Exercise:
Every line below must be reproduced exactly. Copy them all.

Data items:
################
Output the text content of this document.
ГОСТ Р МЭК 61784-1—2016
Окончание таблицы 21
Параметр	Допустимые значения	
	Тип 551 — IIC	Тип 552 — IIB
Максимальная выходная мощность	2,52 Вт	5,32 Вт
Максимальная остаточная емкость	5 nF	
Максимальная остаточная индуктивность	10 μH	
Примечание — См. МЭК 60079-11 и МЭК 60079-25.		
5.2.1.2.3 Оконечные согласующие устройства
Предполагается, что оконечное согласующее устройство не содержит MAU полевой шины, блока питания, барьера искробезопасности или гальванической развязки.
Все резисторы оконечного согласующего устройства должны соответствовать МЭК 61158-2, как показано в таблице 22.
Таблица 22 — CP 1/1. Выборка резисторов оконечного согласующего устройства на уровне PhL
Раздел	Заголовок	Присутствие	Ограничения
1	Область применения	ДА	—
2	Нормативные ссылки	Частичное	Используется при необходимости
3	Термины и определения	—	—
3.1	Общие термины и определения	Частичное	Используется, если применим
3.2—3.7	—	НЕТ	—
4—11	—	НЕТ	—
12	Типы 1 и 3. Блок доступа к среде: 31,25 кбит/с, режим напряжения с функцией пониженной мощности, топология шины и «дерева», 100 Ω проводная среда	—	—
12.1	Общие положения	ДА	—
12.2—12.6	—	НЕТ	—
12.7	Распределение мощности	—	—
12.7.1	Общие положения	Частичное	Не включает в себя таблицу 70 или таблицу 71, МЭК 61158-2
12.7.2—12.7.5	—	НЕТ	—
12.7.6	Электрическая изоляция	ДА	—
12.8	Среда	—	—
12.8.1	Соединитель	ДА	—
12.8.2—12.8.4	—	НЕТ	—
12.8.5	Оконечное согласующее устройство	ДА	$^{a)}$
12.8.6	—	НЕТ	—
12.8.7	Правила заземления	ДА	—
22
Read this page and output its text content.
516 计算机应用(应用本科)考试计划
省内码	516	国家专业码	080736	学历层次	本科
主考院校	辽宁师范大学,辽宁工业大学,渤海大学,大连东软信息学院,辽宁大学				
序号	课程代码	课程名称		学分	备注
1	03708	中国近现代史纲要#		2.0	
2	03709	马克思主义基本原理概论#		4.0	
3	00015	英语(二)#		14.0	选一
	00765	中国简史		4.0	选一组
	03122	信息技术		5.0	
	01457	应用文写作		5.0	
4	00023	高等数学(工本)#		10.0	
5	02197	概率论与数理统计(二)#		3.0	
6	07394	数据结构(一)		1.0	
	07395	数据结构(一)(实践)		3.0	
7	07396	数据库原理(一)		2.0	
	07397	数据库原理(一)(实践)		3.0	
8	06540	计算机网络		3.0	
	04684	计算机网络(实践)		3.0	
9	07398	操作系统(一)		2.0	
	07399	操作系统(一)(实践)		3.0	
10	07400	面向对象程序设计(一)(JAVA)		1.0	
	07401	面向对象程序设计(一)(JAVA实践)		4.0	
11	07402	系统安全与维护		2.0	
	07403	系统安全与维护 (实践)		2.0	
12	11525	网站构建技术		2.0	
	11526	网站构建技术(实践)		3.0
################
Result for this exercise:
Output the text content of this document.
ГОСТ Р МЭК 61784-1—2016
Окончание таблицы 21
Параметр	Допустимые значения	
	Тип 551 — IIC	Тип 552 — IIB
Максимальная выходная мощность	2,52 Вт	5,32 Вт
Максимальная остаточная емкость	5 nF	
Максимальная остаточная индуктивность	10 μH	
Примечание — См. МЭК 60079-11 и МЭК 60079-25.		
5.2.1.2.3 Оконечные согласующие устройства
Предполагается, что оконечное согласующее устройство не содержит MAU полевой шины, блока питания, барьера искробезопасности или гальванической развязки.
Все резисторы оконечного согласующего устройства должны соответствовать МЭК 61158-2, как показано в таблице 22.
Таблица 22 — CP 1/1. Выборка резисторов оконечного согласующего устройства на уровне PhL
Раздел	Заголовок	Присутствие	Ограничения
1	Область применения	ДА	—
2	Нормативные ссылки	Частичное	Используется при необходимости
3	Термины и определения	—	—
3.1	Общие термины и определения	Частичное	Используется, если применим
3.2—3.7	—	НЕТ	—
4—11	—	НЕТ	—
12	Типы 1 и 3. Блок доступа к среде: 31,25 кбит/с, режим напряжения с функцией пониженной мощности, топология шины и «дерева», 100 Ω проводная среда	—	—
12.1	Общие положения	ДА	—
12.2—12.6	—	НЕТ	—
12.7	Распределение мощности	—	—
12.7.1	Общие положения	Частичное	Не включает в себя таблицу 70 или таблицу 71, МЭК 61158-2
12.7.2—12.7.5	—	НЕТ	—
12.7.6	Электрическая изоляция	ДА	—
12.8	Среда	—	—
12.8.1	Соединитель	ДА	—
12.8.2—12.8.4	—	НЕТ	—
12.8.5	Оконечное согласующее устройство	ДА	$^{a)}$
12.8.6	—	НЕТ	—
12.8.7	Правила заземления	ДА	—
22
Read this page and output its text content.
516 计算机应用(应用本科)考试计划
省内码	516	国家专业码	080736	学历层次	本科
主考院校	辽宁师范大学,辽宁工业大学,渤海大学,大连东软信息学院,辽宁大学				
序号	课程代码	课程名称		学分	备注
1	03708	中国近现代史纲要#		2.0	
2	03709	马克思主义基本原理概论#		4.0	
3	00015	英语(二)#		14.0	选一
	00765	中国简史		4.0	选一组
	03122	信息技术		5.0	
	01457	应用文写作		5.0	
4	00023	高等数学(工本)#		10.0	
5	02197	概率论与数理统计(二)#		3.0	
6	07394	数据结构(一)		1.0	
	07395	数据结构(一)(实践)		3.0	
7	07396	数据库原理(一)		2.0	
	07397	数据库原理(一)(实践)		3.0	
8	06540	计算机网络		3.0	
	04684	计算机网络(实践)		3.0	
9	07398	操作系统(一)		2.0	
	07399	操作系统(一)(实践)		3.0	
10	07400	面向对象程序设计(一)(JAVA)		1.0	
	07401	面向对象程序设计(一)(JAVA实践)		4.0	
11	07402	系统安全与维护		2.0	
	07403	系统安全与维护 (实践)		2.0	
12	11525	网站构建技术		2.0	
	11526	网站构建技术(实践)		3.0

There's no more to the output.